▶ Directions
Reply with one number: the count of lines in the data that hold the string "JSON".

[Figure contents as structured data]
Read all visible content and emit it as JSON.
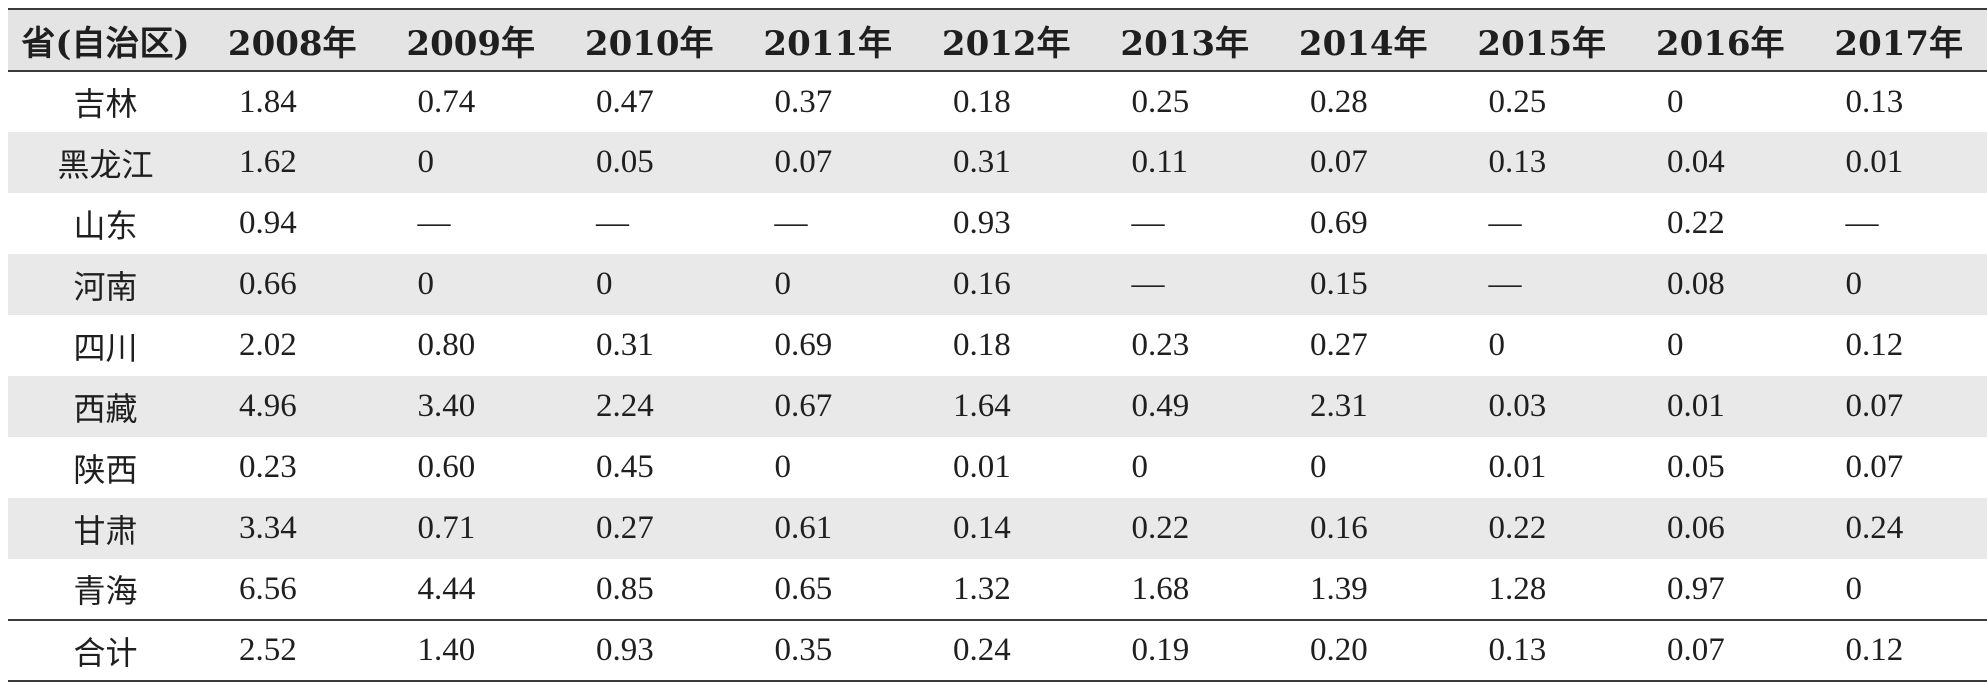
{
  "table": {
    "columns": [
      "省(自治区)",
      "2008年",
      "2009年",
      "2010年",
      "2011年",
      "2012年",
      "2013年",
      "2014年",
      "2015年",
      "2016年",
      "2017年"
    ],
    "rows": [
      {
        "province": "吉林",
        "values": [
          "1.84",
          "0.74",
          "0.47",
          "0.37",
          "0.18",
          "0.25",
          "0.28",
          "0.25",
          "0",
          "0.13"
        ]
      },
      {
        "province": "黑龙江",
        "values": [
          "1.62",
          "0",
          "0.05",
          "0.07",
          "0.31",
          "0.11",
          "0.07",
          "0.13",
          "0.04",
          "0.01"
        ]
      },
      {
        "province": "山东",
        "values": [
          "0.94",
          "—",
          "—",
          "—",
          "0.93",
          "—",
          "0.69",
          "—",
          "0.22",
          "—"
        ]
      },
      {
        "province": "河南",
        "values": [
          "0.66",
          "0",
          "0",
          "0",
          "0.16",
          "—",
          "0.15",
          "—",
          "0.08",
          "0"
        ]
      },
      {
        "province": "四川",
        "values": [
          "2.02",
          "0.80",
          "0.31",
          "0.69",
          "0.18",
          "0.23",
          "0.27",
          "0",
          "0",
          "0.12"
        ]
      },
      {
        "province": "西藏",
        "values": [
          "4.96",
          "3.40",
          "2.24",
          "0.67",
          "1.64",
          "0.49",
          "2.31",
          "0.03",
          "0.01",
          "0.07"
        ]
      },
      {
        "province": "陕西",
        "values": [
          "0.23",
          "0.60",
          "0.45",
          "0",
          "0.01",
          "0",
          "0",
          "0.01",
          "0.05",
          "0.07"
        ]
      },
      {
        "province": "甘肃",
        "values": [
          "3.34",
          "0.71",
          "0.27",
          "0.61",
          "0.14",
          "0.22",
          "0.16",
          "0.22",
          "0.06",
          "0.24"
        ]
      },
      {
        "province": "青海",
        "values": [
          "6.56",
          "4.44",
          "0.85",
          "0.65",
          "1.32",
          "1.68",
          "1.39",
          "1.28",
          "0.97",
          "0"
        ]
      }
    ],
    "total": {
      "province": "合计",
      "values": [
        "2.52",
        "1.40",
        "0.93",
        "0.35",
        "0.24",
        "0.19",
        "0.20",
        "0.13",
        "0.07",
        "0.12"
      ]
    }
  }
}
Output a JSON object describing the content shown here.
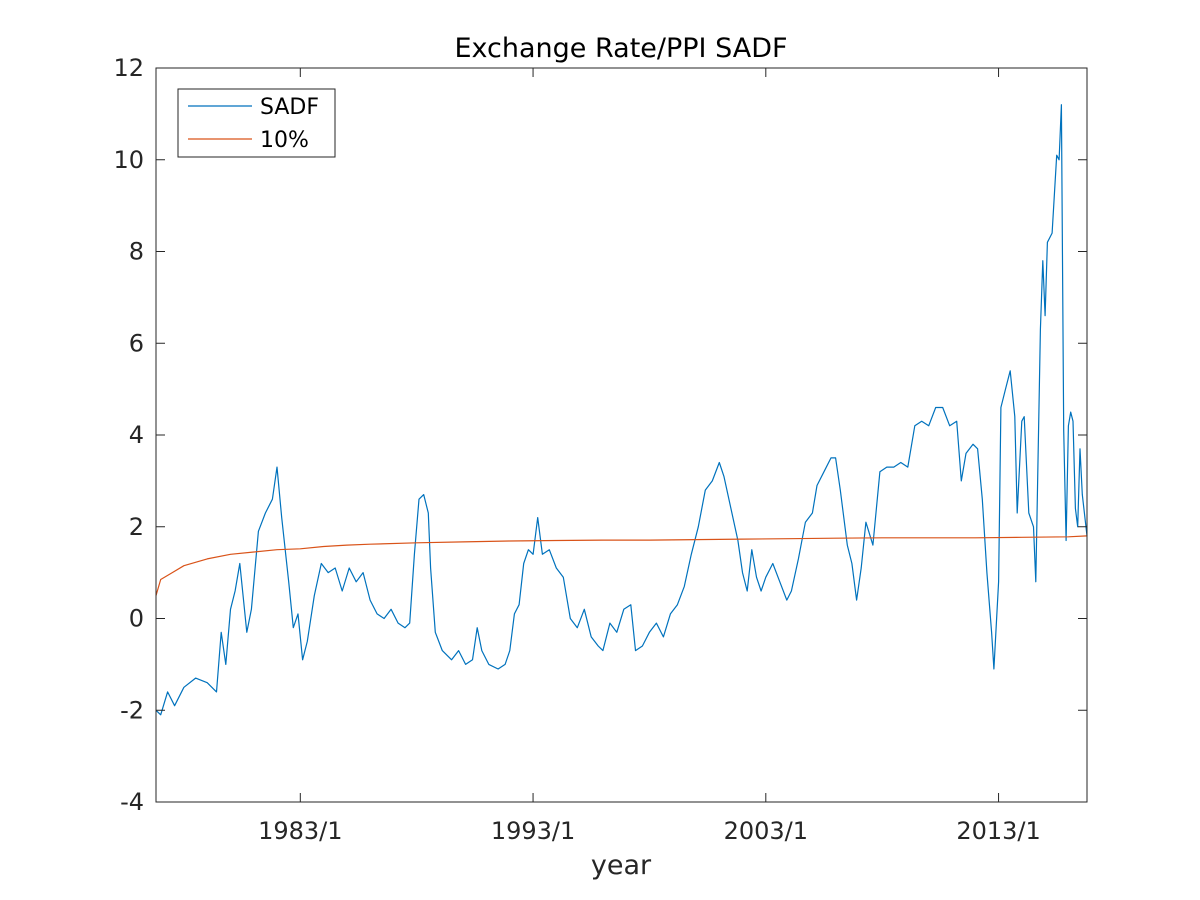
{
  "chart_data": {
    "type": "line",
    "title": "Exchange Rate/PPI SADF",
    "xlabel": "year",
    "ylabel": "",
    "xlim": [
      1976.8,
      2016.8
    ],
    "ylim": [
      -4,
      12
    ],
    "yticks": [
      -4,
      -2,
      0,
      2,
      4,
      6,
      8,
      10,
      12
    ],
    "xticks": [
      {
        "value": 1983.0,
        "label": "1983/1"
      },
      {
        "value": 1993.0,
        "label": "1993/1"
      },
      {
        "value": 2003.0,
        "label": "2003/1"
      },
      {
        "value": 2013.0,
        "label": "2013/1"
      }
    ],
    "legend": {
      "position": "top-left",
      "entries": [
        "SADF",
        "10%"
      ]
    },
    "grid": false,
    "series": [
      {
        "name": "SADF",
        "color": "#0072BD",
        "points": [
          [
            1976.8,
            -2.0
          ],
          [
            1977.0,
            -2.1
          ],
          [
            1977.3,
            -1.6
          ],
          [
            1977.6,
            -1.9
          ],
          [
            1978.0,
            -1.5
          ],
          [
            1978.5,
            -1.3
          ],
          [
            1979.0,
            -1.4
          ],
          [
            1979.4,
            -1.6
          ],
          [
            1979.6,
            -0.3
          ],
          [
            1979.8,
            -1.0
          ],
          [
            1980.0,
            0.2
          ],
          [
            1980.2,
            0.6
          ],
          [
            1980.4,
            1.2
          ],
          [
            1980.7,
            -0.3
          ],
          [
            1980.9,
            0.2
          ],
          [
            1981.2,
            1.9
          ],
          [
            1981.5,
            2.3
          ],
          [
            1981.8,
            2.6
          ],
          [
            1982.0,
            3.3
          ],
          [
            1982.2,
            2.2
          ],
          [
            1982.5,
            0.8
          ],
          [
            1982.7,
            -0.2
          ],
          [
            1982.9,
            0.1
          ],
          [
            1983.1,
            -0.9
          ],
          [
            1983.3,
            -0.5
          ],
          [
            1983.6,
            0.5
          ],
          [
            1983.9,
            1.2
          ],
          [
            1984.2,
            1.0
          ],
          [
            1984.5,
            1.1
          ],
          [
            1984.8,
            0.6
          ],
          [
            1985.1,
            1.1
          ],
          [
            1985.4,
            0.8
          ],
          [
            1985.7,
            1.0
          ],
          [
            1986.0,
            0.4
          ],
          [
            1986.3,
            0.1
          ],
          [
            1986.6,
            0.0
          ],
          [
            1986.9,
            0.2
          ],
          [
            1987.2,
            -0.1
          ],
          [
            1987.5,
            -0.2
          ],
          [
            1987.7,
            -0.1
          ],
          [
            1987.9,
            1.4
          ],
          [
            1988.1,
            2.6
          ],
          [
            1988.3,
            2.7
          ],
          [
            1988.5,
            2.3
          ],
          [
            1988.6,
            1.1
          ],
          [
            1988.8,
            -0.3
          ],
          [
            1989.1,
            -0.7
          ],
          [
            1989.5,
            -0.9
          ],
          [
            1989.8,
            -0.7
          ],
          [
            1990.1,
            -1.0
          ],
          [
            1990.4,
            -0.9
          ],
          [
            1990.6,
            -0.2
          ],
          [
            1990.8,
            -0.7
          ],
          [
            1991.1,
            -1.0
          ],
          [
            1991.5,
            -1.1
          ],
          [
            1991.8,
            -1.0
          ],
          [
            1992.0,
            -0.7
          ],
          [
            1992.2,
            0.1
          ],
          [
            1992.4,
            0.3
          ],
          [
            1992.6,
            1.2
          ],
          [
            1992.8,
            1.5
          ],
          [
            1993.0,
            1.4
          ],
          [
            1993.2,
            2.2
          ],
          [
            1993.4,
            1.4
          ],
          [
            1993.7,
            1.5
          ],
          [
            1994.0,
            1.1
          ],
          [
            1994.3,
            0.9
          ],
          [
            1994.6,
            0.0
          ],
          [
            1994.9,
            -0.2
          ],
          [
            1995.2,
            0.2
          ],
          [
            1995.5,
            -0.4
          ],
          [
            1995.8,
            -0.6
          ],
          [
            1996.0,
            -0.7
          ],
          [
            1996.3,
            -0.1
          ],
          [
            1996.6,
            -0.3
          ],
          [
            1996.9,
            0.2
          ],
          [
            1997.2,
            0.3
          ],
          [
            1997.4,
            -0.7
          ],
          [
            1997.7,
            -0.6
          ],
          [
            1998.0,
            -0.3
          ],
          [
            1998.3,
            -0.1
          ],
          [
            1998.6,
            -0.4
          ],
          [
            1998.9,
            0.1
          ],
          [
            1999.2,
            0.3
          ],
          [
            1999.5,
            0.7
          ],
          [
            1999.8,
            1.4
          ],
          [
            2000.1,
            2.0
          ],
          [
            2000.4,
            2.8
          ],
          [
            2000.7,
            3.0
          ],
          [
            2001.0,
            3.4
          ],
          [
            2001.2,
            3.1
          ],
          [
            2001.5,
            2.4
          ],
          [
            2001.8,
            1.7
          ],
          [
            2002.0,
            1.0
          ],
          [
            2002.2,
            0.6
          ],
          [
            2002.4,
            1.5
          ],
          [
            2002.6,
            0.9
          ],
          [
            2002.8,
            0.6
          ],
          [
            2003.0,
            0.9
          ],
          [
            2003.3,
            1.2
          ],
          [
            2003.6,
            0.8
          ],
          [
            2003.9,
            0.4
          ],
          [
            2004.1,
            0.6
          ],
          [
            2004.4,
            1.3
          ],
          [
            2004.7,
            2.1
          ],
          [
            2005.0,
            2.3
          ],
          [
            2005.2,
            2.9
          ],
          [
            2005.5,
            3.2
          ],
          [
            2005.8,
            3.5
          ],
          [
            2006.0,
            3.5
          ],
          [
            2006.2,
            2.8
          ],
          [
            2006.5,
            1.6
          ],
          [
            2006.7,
            1.2
          ],
          [
            2006.9,
            0.4
          ],
          [
            2007.1,
            1.1
          ],
          [
            2007.3,
            2.1
          ],
          [
            2007.6,
            1.6
          ],
          [
            2007.9,
            3.2
          ],
          [
            2008.2,
            3.3
          ],
          [
            2008.5,
            3.3
          ],
          [
            2008.8,
            3.4
          ],
          [
            2009.1,
            3.3
          ],
          [
            2009.4,
            4.2
          ],
          [
            2009.7,
            4.3
          ],
          [
            2010.0,
            4.2
          ],
          [
            2010.3,
            4.6
          ],
          [
            2010.6,
            4.6
          ],
          [
            2010.9,
            4.2
          ],
          [
            2011.2,
            4.3
          ],
          [
            2011.4,
            3.0
          ],
          [
            2011.6,
            3.6
          ],
          [
            2011.9,
            3.8
          ],
          [
            2012.1,
            3.7
          ],
          [
            2012.3,
            2.6
          ],
          [
            2012.5,
            1.0
          ],
          [
            2012.7,
            -0.3
          ],
          [
            2012.8,
            -1.1
          ],
          [
            2013.0,
            0.8
          ],
          [
            2013.1,
            4.6
          ],
          [
            2013.3,
            5.0
          ],
          [
            2013.5,
            5.4
          ],
          [
            2013.7,
            4.4
          ],
          [
            2013.8,
            2.3
          ],
          [
            2014.0,
            4.3
          ],
          [
            2014.1,
            4.4
          ],
          [
            2014.3,
            2.3
          ],
          [
            2014.5,
            2.0
          ],
          [
            2014.6,
            0.8
          ],
          [
            2014.8,
            6.3
          ],
          [
            2014.9,
            7.8
          ],
          [
            2015.0,
            6.6
          ],
          [
            2015.1,
            8.2
          ],
          [
            2015.3,
            8.4
          ],
          [
            2015.5,
            10.1
          ],
          [
            2015.6,
            10.0
          ],
          [
            2015.7,
            11.2
          ],
          [
            2015.8,
            4.1
          ],
          [
            2015.9,
            1.7
          ],
          [
            2016.0,
            4.2
          ],
          [
            2016.1,
            4.5
          ],
          [
            2016.2,
            4.3
          ],
          [
            2016.3,
            2.4
          ],
          [
            2016.4,
            2.0
          ],
          [
            2016.5,
            3.7
          ],
          [
            2016.6,
            2.7
          ],
          [
            2016.8,
            1.8
          ]
        ]
      },
      {
        "name": "10%",
        "color": "#D95319",
        "points": [
          [
            1976.8,
            0.5
          ],
          [
            1977.0,
            0.85
          ],
          [
            1977.5,
            1.0
          ],
          [
            1978.0,
            1.15
          ],
          [
            1979.0,
            1.3
          ],
          [
            1980.0,
            1.4
          ],
          [
            1981.0,
            1.45
          ],
          [
            1982.0,
            1.5
          ],
          [
            1983.0,
            1.52
          ],
          [
            1984.0,
            1.57
          ],
          [
            1985.0,
            1.6
          ],
          [
            1986.0,
            1.62
          ],
          [
            1988.0,
            1.65
          ],
          [
            1990.0,
            1.67
          ],
          [
            1992.0,
            1.69
          ],
          [
            1994.0,
            1.7
          ],
          [
            1996.0,
            1.71
          ],
          [
            1998.0,
            1.71
          ],
          [
            2000.0,
            1.72
          ],
          [
            2002.0,
            1.73
          ],
          [
            2004.0,
            1.74
          ],
          [
            2006.0,
            1.75
          ],
          [
            2008.0,
            1.76
          ],
          [
            2010.0,
            1.76
          ],
          [
            2012.0,
            1.76
          ],
          [
            2014.0,
            1.77
          ],
          [
            2016.0,
            1.78
          ],
          [
            2016.8,
            1.8
          ]
        ]
      }
    ]
  }
}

▶ Exercise answer
2